# EXCERPT
────────
Friday, 22 January 2016

SURF'S UP - Daniel Regan Part One

"Give me a hug"
And I did.
"You're my friend now" he added.
And so we are.
Daniel smiled and got off the bus without looking back. I watched him merge into the crowd of pedestrians walking on the pavement, every so often his red coat marking him out. He crossed the road (ensuring that the walk sign was green) and stopped at a cash machine as the bus circled the roundabout and Daniel disappeared over my right shoulder. And that was it - the end of my day with Daniel. A lovely day.

I was kind of glad that it was wet that day as it meant that we stayed inside to "experiment" as Daniel put it. I like studio shoots because of the intimacy, the freedom. He was planning to shoot me in a wood and, in fact, knowing Daniel as I do now, I think it would have had the same intimacy  because his eyes demand it as they look into yours. He is so fascinated by faces that he is unafraid of connection. He relishes it and I love it.

We met at Highgate Station. He said he would be wearing red - his favourite colour. He had come to see me in Brighton a few months before to talk about he shoot but I couldn't quite remember what he looked like but I recalled that he was young and good looking. So when a youthful, handsome guy, dressed in red with yellow boots skipped down the stairs into the ticket hall, I knew it was him.
────────
[Dataset entries]
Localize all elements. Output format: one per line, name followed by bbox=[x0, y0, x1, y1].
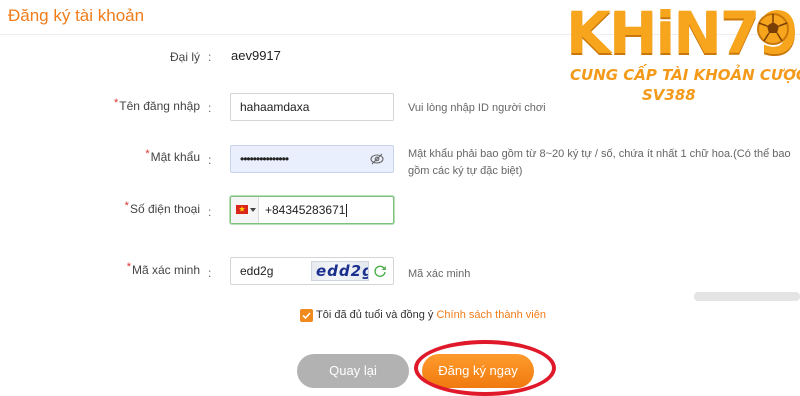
refresh-icon[interactable] bbox=[373, 264, 387, 278]
soccer-ball-icon bbox=[757, 13, 789, 45]
captcha-label-text: Mã xác minh bbox=[131, 263, 200, 277]
username-label: *Tên đăng nhập bbox=[113, 97, 200, 113]
required-mark: * bbox=[113, 97, 119, 109]
password-label: *Mật khẩu bbox=[145, 148, 200, 164]
highlight-circle bbox=[414, 340, 556, 396]
check-icon bbox=[302, 312, 311, 320]
password-label-text: Mật khẩu bbox=[150, 150, 200, 164]
captcha-input[interactable]: edd2g edd2g bbox=[230, 257, 394, 285]
agent-value: aev9917 bbox=[231, 48, 281, 63]
text-cursor bbox=[346, 204, 348, 218]
phone-value: +84345283671 bbox=[265, 203, 348, 218]
captcha-label: *Mã xác minh bbox=[126, 261, 200, 277]
password-input[interactable]: ••••••••••••••• bbox=[230, 145, 394, 173]
country-selector[interactable] bbox=[231, 197, 259, 223]
caret-down-icon bbox=[250, 208, 256, 212]
required-mark: * bbox=[145, 148, 150, 160]
password-value: ••••••••••••••• bbox=[240, 152, 289, 166]
logo-tagline: CUNG CẤP TÀI KHOẢN CƯỢC bbox=[570, 66, 800, 84]
vietnam-flag-icon bbox=[236, 205, 248, 214]
required-mark: * bbox=[126, 261, 131, 273]
password-hint-line1: Mật khẩu phải bao gồm từ 8~20 ký tự / số… bbox=[408, 148, 791, 160]
phone-label: *Số điện thoại bbox=[124, 200, 200, 216]
username-label-text: Tên đăng nhập bbox=[119, 99, 200, 113]
page-title: Đăng ký tài khoản bbox=[8, 6, 145, 25]
captcha-hint: Mã xác minh bbox=[408, 268, 471, 280]
agent-label: Đại lý bbox=[169, 50, 200, 64]
eye-slash-icon[interactable] bbox=[370, 152, 384, 166]
agreement-label: Tôi đã đủ tuổi và đồng ý bbox=[316, 309, 434, 321]
back-button[interactable]: Quay lại bbox=[297, 354, 409, 388]
phone-number: +84345283671 bbox=[265, 203, 346, 217]
phone-label-text: Số điện thoại bbox=[129, 202, 200, 216]
colon: : bbox=[208, 101, 212, 115]
required-mark: * bbox=[124, 200, 129, 212]
colon: : bbox=[208, 205, 212, 219]
phone-input[interactable]: +84345283671 bbox=[230, 196, 394, 224]
captcha-image-text: edd2g bbox=[316, 262, 369, 280]
captcha-image[interactable]: edd2g bbox=[311, 261, 369, 281]
colon: : bbox=[208, 153, 212, 167]
username-value: hahaamdaxa bbox=[240, 100, 310, 114]
username-hint: Vui lòng nhập ID người chơi bbox=[408, 102, 546, 114]
password-hint: Mật khẩu phải bao gồm từ 8~20 ký tự / số… bbox=[408, 146, 791, 180]
brand-logo: KHiN79 CUNG CẤP TÀI KHOẢN CƯỢC SV388 bbox=[556, 0, 800, 110]
colon: : bbox=[208, 266, 212, 280]
member-policy-link[interactable]: Chính sách thành viên bbox=[436, 309, 545, 321]
username-input[interactable]: hahaamdaxa bbox=[230, 93, 394, 121]
logo-site: SV388 bbox=[642, 86, 696, 104]
colon: : bbox=[208, 50, 212, 64]
horizontal-scrollbar[interactable] bbox=[694, 292, 800, 301]
captcha-value: edd2g bbox=[240, 264, 274, 278]
agreement-checkbox[interactable] bbox=[300, 309, 313, 322]
password-hint-line2: gồm các ký tự đặc biệt) bbox=[408, 165, 523, 177]
agreement-text: Tôi đã đủ tuổi và đồng ý Chính sách thàn… bbox=[316, 309, 546, 321]
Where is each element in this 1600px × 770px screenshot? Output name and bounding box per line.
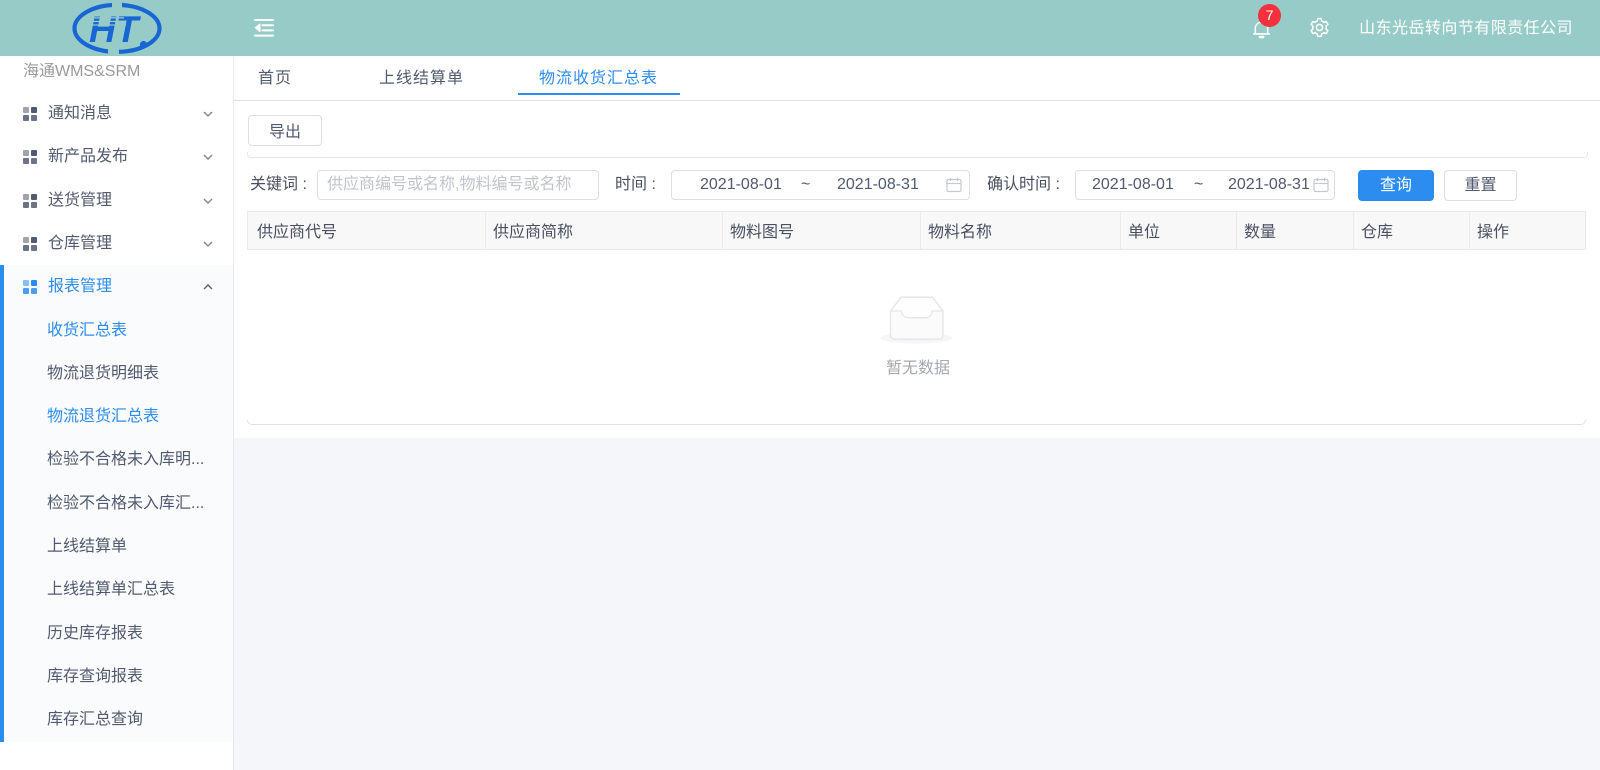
────────
# PARTS OF THE EXERCISE
1. Translate this sentence from the Daniel Regan post into Spanish: "He is so fascinated by faces that he is unafraid of connection."
2. Carry on the Daniel Regan post from its last sentence, keeping the same first-person voice.

# OUTPUTS BY TASK
1. Le fascinan tanto los rostros que no tiene miedo a la conexión.

2.
We took the 134 bus to his flat and, as we alighted (is there a word for "alighted" in any other language?), I didn't take any notice of the other buildings in the vicinity as we crossed the road. The purpose built block housing his flat and several others had been built in the fifties I would think and was typical of that part of London where I had lived for the first thirteen years of my life. Parts were modernised but the front doors to the flats were original, topped with small framed windows above which the numbers were mostly made of chrome. The interior of the flat had a nice feel to it; it was light, clean and tidy. The floors were light polished wood adding the lightness. We had a coffee and Daniel showed me his "faces" on his computer - again the desk was clean and tidy and ordered - unlike mine as I write this, dusty, cluttered and with the keyboard overdue for a good scrub. I had seen the faces a few times before but, in his presence, they took on a gravitas, a poignancy that was special. He moved from one face to another slowly and deliberately and I began to get a sense of how Daniel's character dictates how he approaches each of his subjects - with care and an almost forensic examination, tinged with love. A deep love of his art.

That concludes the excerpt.